▸ Aim: Pick out each line with the word "arrow" from the material that follows.
= = =
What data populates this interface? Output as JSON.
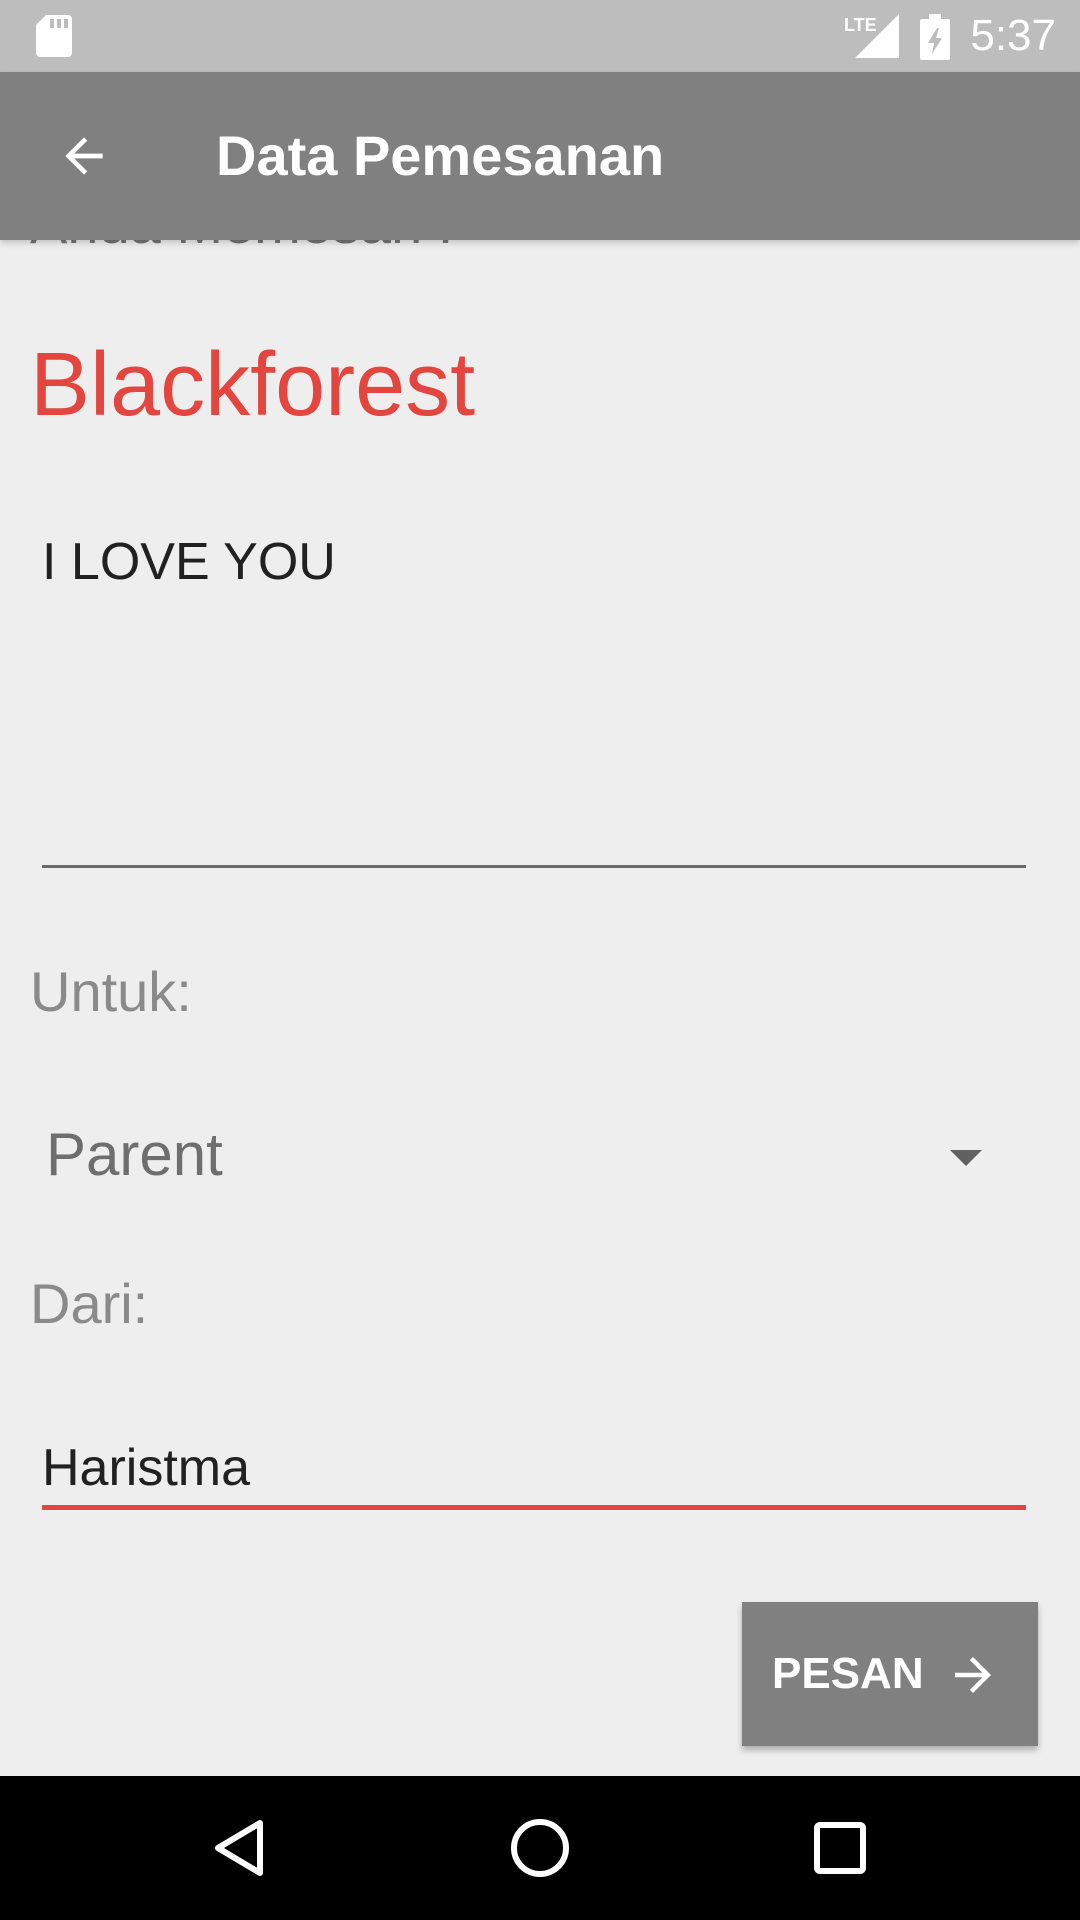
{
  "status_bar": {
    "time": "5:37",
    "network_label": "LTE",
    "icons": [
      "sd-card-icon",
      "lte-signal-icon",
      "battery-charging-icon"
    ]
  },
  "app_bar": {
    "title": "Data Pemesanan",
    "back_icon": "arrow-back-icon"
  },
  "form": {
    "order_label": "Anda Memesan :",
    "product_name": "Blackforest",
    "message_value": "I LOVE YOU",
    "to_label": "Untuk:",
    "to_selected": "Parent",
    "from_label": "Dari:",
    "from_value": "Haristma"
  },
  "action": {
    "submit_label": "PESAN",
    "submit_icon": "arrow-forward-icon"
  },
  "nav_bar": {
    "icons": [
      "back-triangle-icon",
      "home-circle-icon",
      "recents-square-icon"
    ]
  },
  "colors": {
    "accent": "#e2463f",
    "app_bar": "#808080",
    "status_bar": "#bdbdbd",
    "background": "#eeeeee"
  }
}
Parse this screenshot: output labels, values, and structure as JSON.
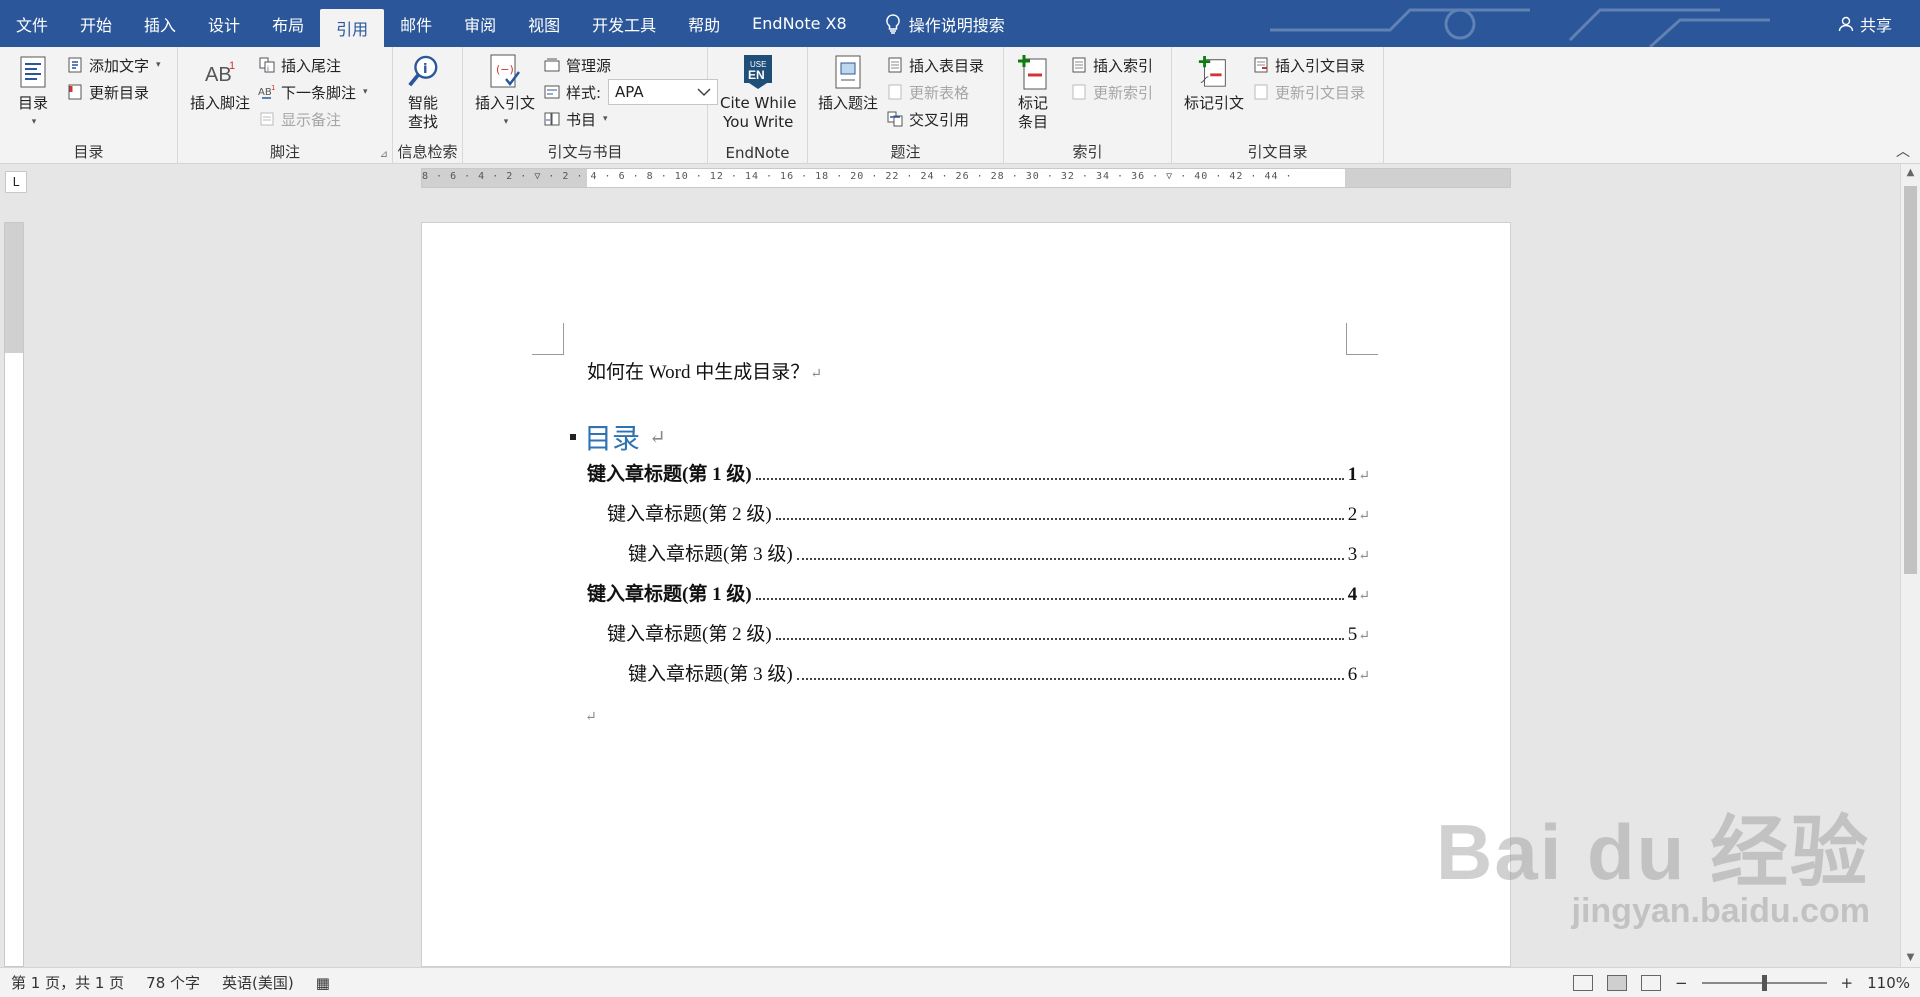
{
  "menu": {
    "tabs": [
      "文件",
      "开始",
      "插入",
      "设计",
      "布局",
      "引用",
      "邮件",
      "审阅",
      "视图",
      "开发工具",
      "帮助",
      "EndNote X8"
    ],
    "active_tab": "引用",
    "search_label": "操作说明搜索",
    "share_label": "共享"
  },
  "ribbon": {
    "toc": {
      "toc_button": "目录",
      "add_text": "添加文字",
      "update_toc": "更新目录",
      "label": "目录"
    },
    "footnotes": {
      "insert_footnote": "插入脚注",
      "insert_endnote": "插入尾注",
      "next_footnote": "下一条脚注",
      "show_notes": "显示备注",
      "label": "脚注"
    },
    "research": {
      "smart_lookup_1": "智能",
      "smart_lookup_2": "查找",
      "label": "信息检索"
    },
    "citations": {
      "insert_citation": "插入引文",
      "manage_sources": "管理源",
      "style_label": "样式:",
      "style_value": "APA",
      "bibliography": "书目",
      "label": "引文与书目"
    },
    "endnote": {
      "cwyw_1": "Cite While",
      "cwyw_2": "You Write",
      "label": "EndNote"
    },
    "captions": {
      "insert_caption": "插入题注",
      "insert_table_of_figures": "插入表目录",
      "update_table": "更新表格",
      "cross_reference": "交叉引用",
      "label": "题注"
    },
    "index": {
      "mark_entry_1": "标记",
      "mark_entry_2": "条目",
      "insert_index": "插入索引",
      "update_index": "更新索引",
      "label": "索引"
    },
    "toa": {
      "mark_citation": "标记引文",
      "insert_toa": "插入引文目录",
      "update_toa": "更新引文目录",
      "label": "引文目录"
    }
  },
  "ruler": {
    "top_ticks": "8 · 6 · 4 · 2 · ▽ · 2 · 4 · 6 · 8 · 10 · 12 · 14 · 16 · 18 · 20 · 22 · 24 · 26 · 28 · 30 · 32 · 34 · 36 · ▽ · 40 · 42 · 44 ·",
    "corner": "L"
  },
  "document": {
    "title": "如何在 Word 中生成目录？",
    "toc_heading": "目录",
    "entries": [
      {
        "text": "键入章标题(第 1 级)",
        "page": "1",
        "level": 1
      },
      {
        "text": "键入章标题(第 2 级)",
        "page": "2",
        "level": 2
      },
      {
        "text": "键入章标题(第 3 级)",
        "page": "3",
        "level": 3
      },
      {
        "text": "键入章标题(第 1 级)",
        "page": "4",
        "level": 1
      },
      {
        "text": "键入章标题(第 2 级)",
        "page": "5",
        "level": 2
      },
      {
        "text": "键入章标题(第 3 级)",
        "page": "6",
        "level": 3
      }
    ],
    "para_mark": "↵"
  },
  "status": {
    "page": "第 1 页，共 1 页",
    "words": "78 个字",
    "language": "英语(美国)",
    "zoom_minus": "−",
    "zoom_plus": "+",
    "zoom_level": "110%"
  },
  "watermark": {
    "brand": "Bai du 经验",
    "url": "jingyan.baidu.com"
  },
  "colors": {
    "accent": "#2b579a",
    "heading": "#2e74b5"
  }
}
= = =
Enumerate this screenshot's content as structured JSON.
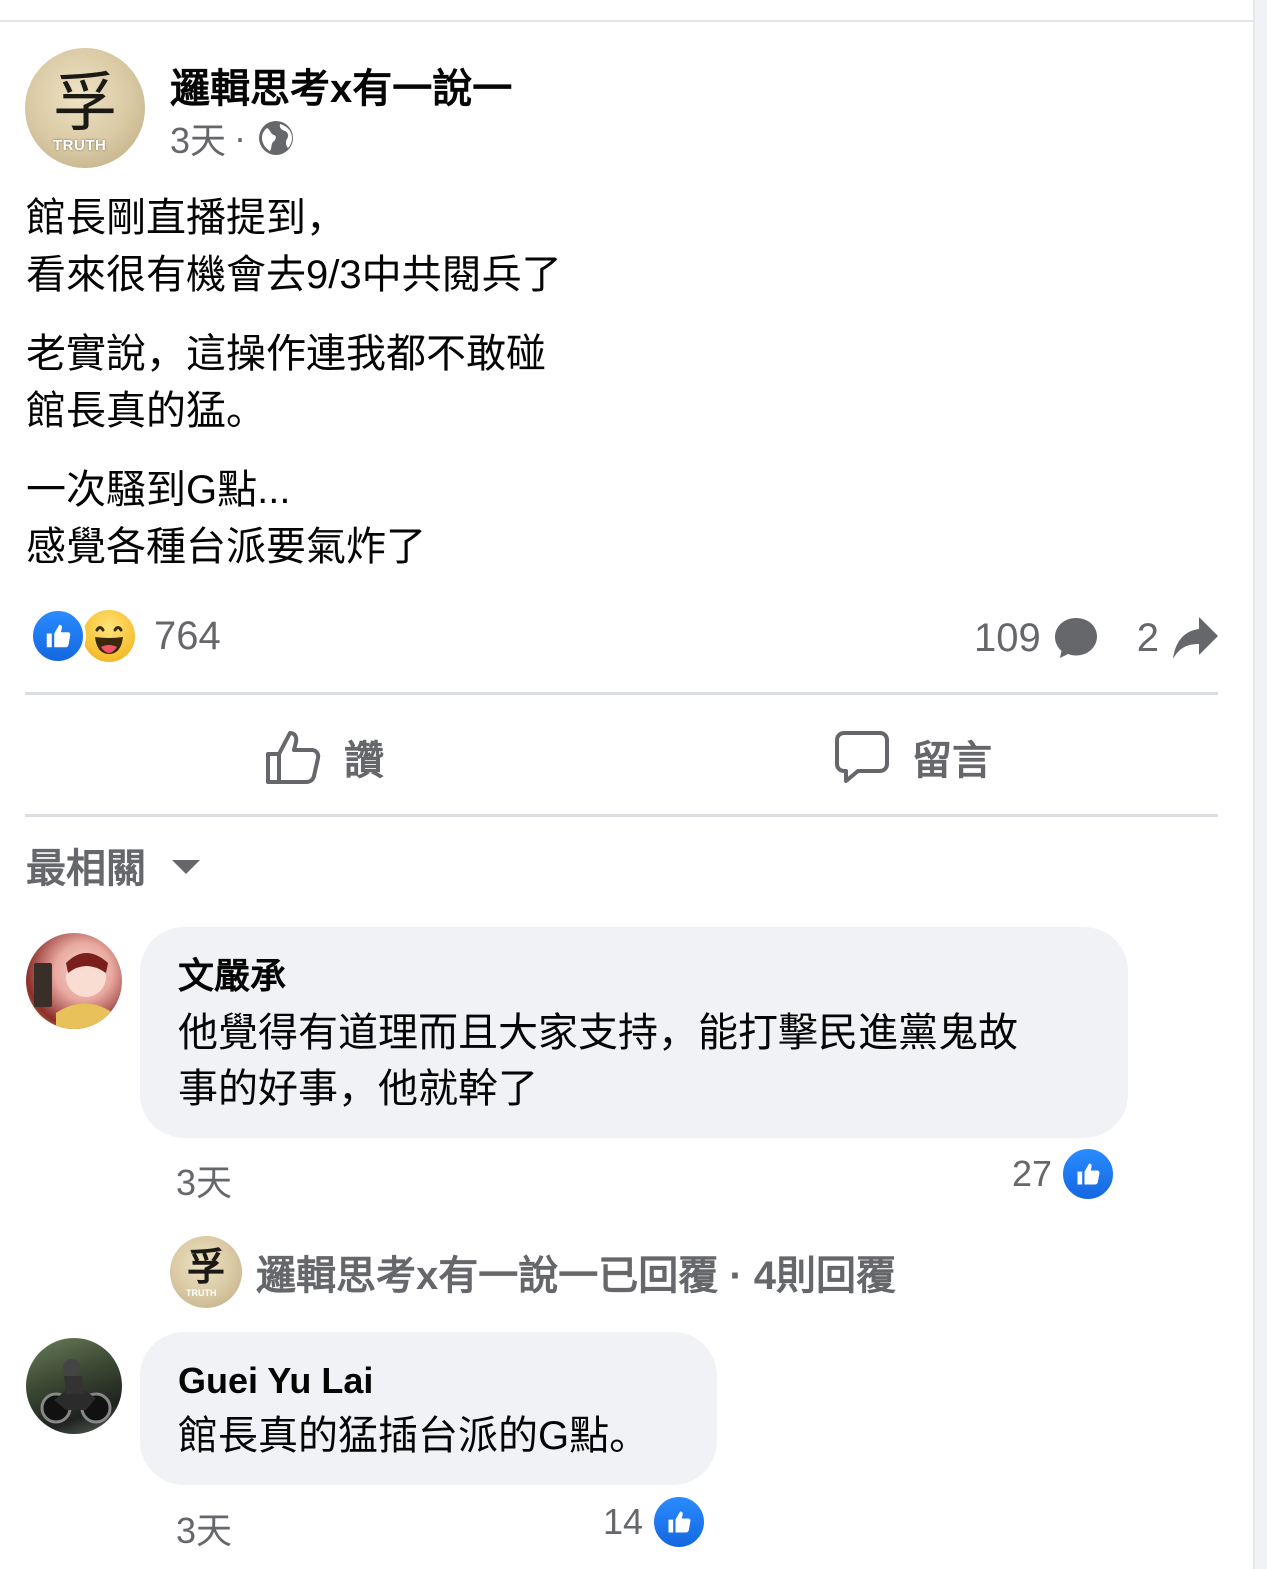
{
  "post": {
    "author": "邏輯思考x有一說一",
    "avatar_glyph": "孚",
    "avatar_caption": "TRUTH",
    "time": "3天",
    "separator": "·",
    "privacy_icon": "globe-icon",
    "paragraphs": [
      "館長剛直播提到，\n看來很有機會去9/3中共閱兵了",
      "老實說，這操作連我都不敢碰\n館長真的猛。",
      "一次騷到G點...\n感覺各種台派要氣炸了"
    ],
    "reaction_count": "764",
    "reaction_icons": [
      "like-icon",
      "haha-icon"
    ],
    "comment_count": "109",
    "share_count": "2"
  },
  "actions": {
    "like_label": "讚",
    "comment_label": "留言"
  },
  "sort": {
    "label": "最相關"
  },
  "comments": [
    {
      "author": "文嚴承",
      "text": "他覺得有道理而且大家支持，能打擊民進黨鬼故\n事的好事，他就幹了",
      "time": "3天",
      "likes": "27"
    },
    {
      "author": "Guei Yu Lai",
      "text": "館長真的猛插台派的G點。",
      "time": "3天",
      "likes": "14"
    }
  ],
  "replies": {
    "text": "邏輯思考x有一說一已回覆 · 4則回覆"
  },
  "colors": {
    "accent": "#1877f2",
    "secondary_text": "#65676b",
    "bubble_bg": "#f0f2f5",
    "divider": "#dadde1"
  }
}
= = =
▸ Reply to the exercise:
    "back_icon": "arrow-back-icon"
    "submit_icon": "arrow-forward-icon"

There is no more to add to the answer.